TASK REQUIREMENTS: Give a verbatim quotation of every record.

Data entries:

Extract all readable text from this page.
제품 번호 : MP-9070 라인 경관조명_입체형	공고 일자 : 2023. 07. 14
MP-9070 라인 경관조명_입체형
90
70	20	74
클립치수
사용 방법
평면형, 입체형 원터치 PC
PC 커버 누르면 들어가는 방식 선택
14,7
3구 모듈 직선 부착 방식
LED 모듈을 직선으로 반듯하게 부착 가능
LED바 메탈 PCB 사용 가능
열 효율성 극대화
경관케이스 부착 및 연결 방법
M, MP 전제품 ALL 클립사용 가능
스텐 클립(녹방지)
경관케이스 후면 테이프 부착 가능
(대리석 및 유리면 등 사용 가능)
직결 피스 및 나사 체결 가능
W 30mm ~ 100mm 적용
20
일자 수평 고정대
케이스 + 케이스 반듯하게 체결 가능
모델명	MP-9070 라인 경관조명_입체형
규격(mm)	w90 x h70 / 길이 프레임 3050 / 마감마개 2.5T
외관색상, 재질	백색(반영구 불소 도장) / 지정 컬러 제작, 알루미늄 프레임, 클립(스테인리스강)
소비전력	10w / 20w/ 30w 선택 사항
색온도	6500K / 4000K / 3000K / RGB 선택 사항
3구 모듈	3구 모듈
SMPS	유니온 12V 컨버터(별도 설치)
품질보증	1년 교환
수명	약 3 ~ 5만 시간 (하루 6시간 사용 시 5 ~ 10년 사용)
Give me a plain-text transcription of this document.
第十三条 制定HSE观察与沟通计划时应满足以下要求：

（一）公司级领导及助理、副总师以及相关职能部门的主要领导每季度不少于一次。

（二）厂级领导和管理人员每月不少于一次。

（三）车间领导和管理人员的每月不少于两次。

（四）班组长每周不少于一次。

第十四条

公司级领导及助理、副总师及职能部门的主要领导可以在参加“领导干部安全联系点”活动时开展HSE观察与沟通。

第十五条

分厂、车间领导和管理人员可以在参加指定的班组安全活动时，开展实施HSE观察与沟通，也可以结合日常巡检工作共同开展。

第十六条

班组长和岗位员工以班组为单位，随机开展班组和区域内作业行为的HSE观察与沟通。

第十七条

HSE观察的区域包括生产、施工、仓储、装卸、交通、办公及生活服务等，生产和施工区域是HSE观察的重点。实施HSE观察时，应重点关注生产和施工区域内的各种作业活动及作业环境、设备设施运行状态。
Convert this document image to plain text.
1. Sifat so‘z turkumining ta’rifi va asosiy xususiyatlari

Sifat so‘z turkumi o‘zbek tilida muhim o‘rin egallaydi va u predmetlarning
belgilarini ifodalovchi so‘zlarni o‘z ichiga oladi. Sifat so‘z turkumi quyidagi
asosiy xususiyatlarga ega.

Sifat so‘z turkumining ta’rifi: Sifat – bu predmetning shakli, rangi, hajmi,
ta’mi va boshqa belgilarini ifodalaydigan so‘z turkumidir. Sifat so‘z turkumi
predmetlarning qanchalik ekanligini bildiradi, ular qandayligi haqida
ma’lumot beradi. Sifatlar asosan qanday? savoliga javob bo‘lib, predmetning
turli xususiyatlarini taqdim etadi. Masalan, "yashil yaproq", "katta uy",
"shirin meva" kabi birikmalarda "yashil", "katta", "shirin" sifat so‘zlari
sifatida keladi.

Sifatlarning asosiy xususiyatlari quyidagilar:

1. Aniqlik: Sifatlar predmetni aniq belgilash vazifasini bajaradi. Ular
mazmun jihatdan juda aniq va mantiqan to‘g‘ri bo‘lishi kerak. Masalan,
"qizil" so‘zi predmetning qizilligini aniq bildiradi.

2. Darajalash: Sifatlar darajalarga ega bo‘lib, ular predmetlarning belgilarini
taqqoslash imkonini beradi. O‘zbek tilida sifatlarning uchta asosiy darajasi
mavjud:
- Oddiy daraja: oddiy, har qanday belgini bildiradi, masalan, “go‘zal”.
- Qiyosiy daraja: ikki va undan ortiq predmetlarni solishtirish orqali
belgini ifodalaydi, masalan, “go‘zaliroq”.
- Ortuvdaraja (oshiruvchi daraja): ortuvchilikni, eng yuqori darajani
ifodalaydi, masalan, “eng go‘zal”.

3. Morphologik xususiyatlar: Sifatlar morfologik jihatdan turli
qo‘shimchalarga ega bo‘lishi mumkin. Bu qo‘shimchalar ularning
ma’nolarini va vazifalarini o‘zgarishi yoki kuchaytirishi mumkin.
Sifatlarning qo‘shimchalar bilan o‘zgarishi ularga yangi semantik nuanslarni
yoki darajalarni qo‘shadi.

EXERCISE SOLUTION:
Extract all readable text from this page.
제품 번호 : MP-9070 라인 경관조명_입체형	공고 일자 : 2023. 07. 14
MP-9070 라인 경관조명_입체형
90
70	20	74
클립치수
사용 방법
평면형, 입체형 원터치 PC
PC 커버 누르면 들어가는 방식 선택
14,7
3구 모듈 직선 부착 방식
LED 모듈을 직선으로 반듯하게 부착 가능
LED바 메탈 PCB 사용 가능
열 효율성 극대화
경관케이스 부착 및 연결 방법
M, MP 전제품 ALL 클립사용 가능
스텐 클립(녹방지)
경관케이스 후면 테이프 부착 가능
(대리석 및 유리면 등 사용 가능)
직결 피스 및 나사 체결 가능
W 30mm ~ 100mm 적용
20
일자 수평 고정대
케이스 + 케이스 반듯하게 체결 가능
모델명	MP-9070 라인 경관조명_입체형
규격(mm)	w90 x h70 / 길이 프레임 3050 / 마감마개 2.5T
외관색상, 재질	백색(반영구 불소 도장) / 지정 컬러 제작, 알루미늄 프레임, 클립(스테인리스강)
소비전력	10w / 20w/ 30w 선택 사항
색온도	6500K / 4000K / 3000K / RGB 선택 사항
3구 모듈	3구 모듈
SMPS	유니온 12V 컨버터(별도 설치)
품질보증	1년 교환
수명	약 3 ~ 5만 시간 (하루 6시간 사용 시 5 ~ 10년 사용)
Give me a plain-text transcription of this document.
第十三条 制定HSE观察与沟通计划时应满足以下要求：

（一）公司级领导及助理、副总师以及相关职能部门的主要领导每季度不少于一次。

（二）厂级领导和管理人员每月不少于一次。

（三）车间领导和管理人员的每月不少于两次。

（四）班组长每周不少于一次。

第十四条

公司级领导及助理、副总师及职能部门的主要领导可以在参加“领导干部安全联系点”活动时开展HSE观察与沟通。

第十五条

分厂、车间领导和管理人员可以在参加指定的班组安全活动时，开展实施HSE观察与沟通，也可以结合日常巡检工作共同开展。

第十六条

班组长和岗位员工以班组为单位，随机开展班组和区域内作业行为的HSE观察与沟通。

第十七条

HSE观察的区域包括生产、施工、仓储、装卸、交通、办公及生活服务等，生产和施工区域是HSE观察的重点。实施HSE观察时，应重点关注生产和施工区域内的各种作业活动及作业环境、设备设施运行状态。
Convert this document image to plain text.
1. Sifat so‘z turkumining ta’rifi va asosiy xususiyatlari

Sifat so‘z turkumi o‘zbek tilida muhim o‘rin egallaydi va u predmetlarning
belgilarini ifodalovchi so‘zlarni o‘z ichiga oladi. Sifat so‘z turkumi quyidagi
asosiy xususiyatlarga ega.

Sifat so‘z turkumining ta’rifi: Sifat – bu predmetning shakli, rangi, hajmi,
ta’mi va boshqa belgilarini ifodalaydigan so‘z turkumidir. Sifat so‘z turkumi
predmetlarning qanchalik ekanligini bildiradi, ular qandayligi haqida
ma’lumot beradi. Sifatlar asosan qanday? savoliga javob bo‘lib, predmetning
turli xususiyatlarini taqdim etadi. Masalan, "yashil yaproq", "katta uy",
"shirin meva" kabi birikmalarda "yashil", "katta", "shirin" sifat so‘zlari
sifatida keladi.

Sifatlarning asosiy xususiyatlari quyidagilar:

1. Aniqlik: Sifatlar predmetni aniq belgilash vazifasini bajaradi. Ular
mazmun jihatdan juda aniq va mantiqan to‘g‘ri bo‘lishi kerak. Masalan,
"qizil" so‘zi predmetning qizilligini aniq bildiradi.

2. Darajalash: Sifatlar darajalarga ega bo‘lib, ular predmetlarning belgilarini
taqqoslash imkonini beradi. O‘zbek tilida sifatlarning uchta asosiy darajasi
mavjud:
- Oddiy daraja: oddiy, har qanday belgini bildiradi, masalan, “go‘zal”.
- Qiyosiy daraja: ikki va undan ortiq predmetlarni solishtirish orqali
belgini ifodalaydi, masalan, “go‘zaliroq”.
- Ortuvdaraja (oshiruvchi daraja): ortuvchilikni, eng yuqori darajani
ifodalaydi, masalan, “eng go‘zal”.

3. Morphologik xususiyatlar: Sifatlar morfologik jihatdan turli
qo‘shimchalarga ega bo‘lishi mumkin. Bu qo‘shimchalar ularning
ma’nolarini va vazifalarini o‘zgarishi yoki kuchaytirishi mumkin.
Sifatlarning qo‘shimchalar bilan o‘zgarishi ularga yangi semantik nuanslarni
yoki darajalarni qo‘shadi.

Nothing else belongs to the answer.